### RECORDS
-*-*-

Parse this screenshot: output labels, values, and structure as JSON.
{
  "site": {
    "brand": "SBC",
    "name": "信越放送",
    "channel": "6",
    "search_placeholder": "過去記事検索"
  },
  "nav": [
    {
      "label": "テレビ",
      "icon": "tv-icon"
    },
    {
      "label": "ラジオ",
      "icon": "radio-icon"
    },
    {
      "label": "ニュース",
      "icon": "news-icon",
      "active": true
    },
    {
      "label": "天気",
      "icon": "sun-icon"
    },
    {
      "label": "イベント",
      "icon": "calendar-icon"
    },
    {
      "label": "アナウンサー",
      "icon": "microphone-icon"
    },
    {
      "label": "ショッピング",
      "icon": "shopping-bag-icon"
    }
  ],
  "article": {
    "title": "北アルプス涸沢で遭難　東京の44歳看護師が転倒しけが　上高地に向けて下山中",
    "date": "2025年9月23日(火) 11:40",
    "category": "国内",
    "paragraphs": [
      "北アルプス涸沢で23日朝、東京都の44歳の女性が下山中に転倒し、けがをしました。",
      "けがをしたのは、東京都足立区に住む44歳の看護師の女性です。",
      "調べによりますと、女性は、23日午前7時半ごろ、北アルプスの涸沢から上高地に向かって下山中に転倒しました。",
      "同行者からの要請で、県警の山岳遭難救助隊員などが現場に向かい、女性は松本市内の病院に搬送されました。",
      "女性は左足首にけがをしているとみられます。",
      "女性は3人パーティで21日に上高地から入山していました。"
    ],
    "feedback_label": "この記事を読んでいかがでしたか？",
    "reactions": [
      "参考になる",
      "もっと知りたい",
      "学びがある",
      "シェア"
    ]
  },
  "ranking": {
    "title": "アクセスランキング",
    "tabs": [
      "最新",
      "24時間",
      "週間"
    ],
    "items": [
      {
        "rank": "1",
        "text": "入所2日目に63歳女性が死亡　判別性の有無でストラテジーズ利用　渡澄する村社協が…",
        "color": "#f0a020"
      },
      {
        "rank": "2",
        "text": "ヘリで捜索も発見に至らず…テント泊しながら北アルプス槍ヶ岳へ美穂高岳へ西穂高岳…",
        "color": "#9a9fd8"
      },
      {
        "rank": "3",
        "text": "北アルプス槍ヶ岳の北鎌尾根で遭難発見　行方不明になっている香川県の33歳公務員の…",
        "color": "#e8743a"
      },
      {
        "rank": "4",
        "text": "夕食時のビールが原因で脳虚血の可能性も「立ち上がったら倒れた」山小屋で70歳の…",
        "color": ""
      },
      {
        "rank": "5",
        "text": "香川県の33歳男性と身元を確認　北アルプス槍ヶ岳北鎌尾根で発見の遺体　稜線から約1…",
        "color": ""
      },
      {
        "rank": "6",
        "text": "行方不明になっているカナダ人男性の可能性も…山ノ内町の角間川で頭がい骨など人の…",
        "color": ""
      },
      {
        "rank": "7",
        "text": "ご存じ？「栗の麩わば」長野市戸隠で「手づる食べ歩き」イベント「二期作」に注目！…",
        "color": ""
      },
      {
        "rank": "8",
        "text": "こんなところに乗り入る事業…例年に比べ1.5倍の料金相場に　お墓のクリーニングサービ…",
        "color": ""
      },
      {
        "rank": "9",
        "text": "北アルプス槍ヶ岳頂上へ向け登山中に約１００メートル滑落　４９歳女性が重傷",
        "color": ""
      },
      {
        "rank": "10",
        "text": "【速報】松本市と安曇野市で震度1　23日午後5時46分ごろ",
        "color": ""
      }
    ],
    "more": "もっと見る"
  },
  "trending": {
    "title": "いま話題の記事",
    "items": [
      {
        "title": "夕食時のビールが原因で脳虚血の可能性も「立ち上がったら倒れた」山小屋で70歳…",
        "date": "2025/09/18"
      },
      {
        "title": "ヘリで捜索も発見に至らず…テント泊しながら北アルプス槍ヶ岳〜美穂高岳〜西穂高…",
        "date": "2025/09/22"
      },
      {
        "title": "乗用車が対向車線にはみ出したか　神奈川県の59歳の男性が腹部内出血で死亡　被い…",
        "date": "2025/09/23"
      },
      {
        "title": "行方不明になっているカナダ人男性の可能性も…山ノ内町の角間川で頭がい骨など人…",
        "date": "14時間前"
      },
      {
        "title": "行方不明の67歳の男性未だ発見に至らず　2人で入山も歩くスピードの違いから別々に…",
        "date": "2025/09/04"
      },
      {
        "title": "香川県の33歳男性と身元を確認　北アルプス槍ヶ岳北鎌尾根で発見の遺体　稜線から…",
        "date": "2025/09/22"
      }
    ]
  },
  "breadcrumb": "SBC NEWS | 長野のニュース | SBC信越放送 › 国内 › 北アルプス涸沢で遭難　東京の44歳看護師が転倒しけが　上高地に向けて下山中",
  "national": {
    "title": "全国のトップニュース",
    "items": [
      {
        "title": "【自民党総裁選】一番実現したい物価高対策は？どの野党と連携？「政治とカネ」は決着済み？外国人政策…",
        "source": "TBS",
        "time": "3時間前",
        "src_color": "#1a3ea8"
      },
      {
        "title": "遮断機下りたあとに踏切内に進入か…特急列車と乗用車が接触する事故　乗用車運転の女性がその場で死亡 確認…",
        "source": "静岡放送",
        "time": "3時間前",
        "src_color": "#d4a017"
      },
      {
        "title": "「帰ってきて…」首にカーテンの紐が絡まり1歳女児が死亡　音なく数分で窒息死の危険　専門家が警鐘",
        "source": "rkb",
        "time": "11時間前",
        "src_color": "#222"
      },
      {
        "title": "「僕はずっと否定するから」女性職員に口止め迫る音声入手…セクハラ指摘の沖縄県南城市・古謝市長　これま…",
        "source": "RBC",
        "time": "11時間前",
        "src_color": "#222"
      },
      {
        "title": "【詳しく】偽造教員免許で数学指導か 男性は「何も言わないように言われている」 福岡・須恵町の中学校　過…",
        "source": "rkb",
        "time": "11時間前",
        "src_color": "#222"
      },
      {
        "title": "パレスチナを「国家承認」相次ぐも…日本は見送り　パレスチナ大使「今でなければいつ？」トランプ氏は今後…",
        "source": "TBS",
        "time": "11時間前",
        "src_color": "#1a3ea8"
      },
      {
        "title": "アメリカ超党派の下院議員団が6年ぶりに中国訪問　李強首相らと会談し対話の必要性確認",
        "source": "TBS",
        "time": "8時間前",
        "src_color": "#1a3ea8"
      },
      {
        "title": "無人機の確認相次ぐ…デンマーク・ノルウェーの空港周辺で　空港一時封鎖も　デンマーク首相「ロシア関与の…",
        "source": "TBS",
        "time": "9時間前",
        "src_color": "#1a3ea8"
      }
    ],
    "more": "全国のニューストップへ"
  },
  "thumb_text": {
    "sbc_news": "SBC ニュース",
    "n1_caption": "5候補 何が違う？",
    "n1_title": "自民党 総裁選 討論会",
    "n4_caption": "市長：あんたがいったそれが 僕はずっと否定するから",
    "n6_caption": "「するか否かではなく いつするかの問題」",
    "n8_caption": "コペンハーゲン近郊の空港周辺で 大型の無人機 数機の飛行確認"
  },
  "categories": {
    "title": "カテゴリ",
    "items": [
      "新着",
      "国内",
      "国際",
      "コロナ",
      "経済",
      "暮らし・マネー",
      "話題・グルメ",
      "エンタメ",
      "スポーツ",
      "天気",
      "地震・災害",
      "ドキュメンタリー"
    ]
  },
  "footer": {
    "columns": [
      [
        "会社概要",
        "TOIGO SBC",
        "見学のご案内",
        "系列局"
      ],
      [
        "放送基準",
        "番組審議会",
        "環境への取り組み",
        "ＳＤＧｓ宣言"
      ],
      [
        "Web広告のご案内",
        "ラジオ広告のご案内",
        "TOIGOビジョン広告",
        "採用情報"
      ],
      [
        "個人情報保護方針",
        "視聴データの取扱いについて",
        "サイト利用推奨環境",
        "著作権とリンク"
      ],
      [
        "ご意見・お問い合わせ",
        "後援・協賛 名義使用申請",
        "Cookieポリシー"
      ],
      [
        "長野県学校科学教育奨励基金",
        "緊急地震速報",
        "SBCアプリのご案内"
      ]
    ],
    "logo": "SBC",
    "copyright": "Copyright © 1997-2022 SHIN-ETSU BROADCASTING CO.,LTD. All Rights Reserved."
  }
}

-*-*-

### DIRECTIVE
Copy each line above that contains the string "上高地に向けて下山中".

### SOLUTION TO THIS TASK
    "title": "北アルプス涸沢で遭難　東京の44歳看護師が転倒しけが　上高地に向けて下山中",
  "breadcrumb": "SBC NEWS | 長野のニュース | SBC信越放送 › 国内 › 北アルプス涸沢で遭難　東京の44歳看護師が転倒しけが　上高地に向けて下山中",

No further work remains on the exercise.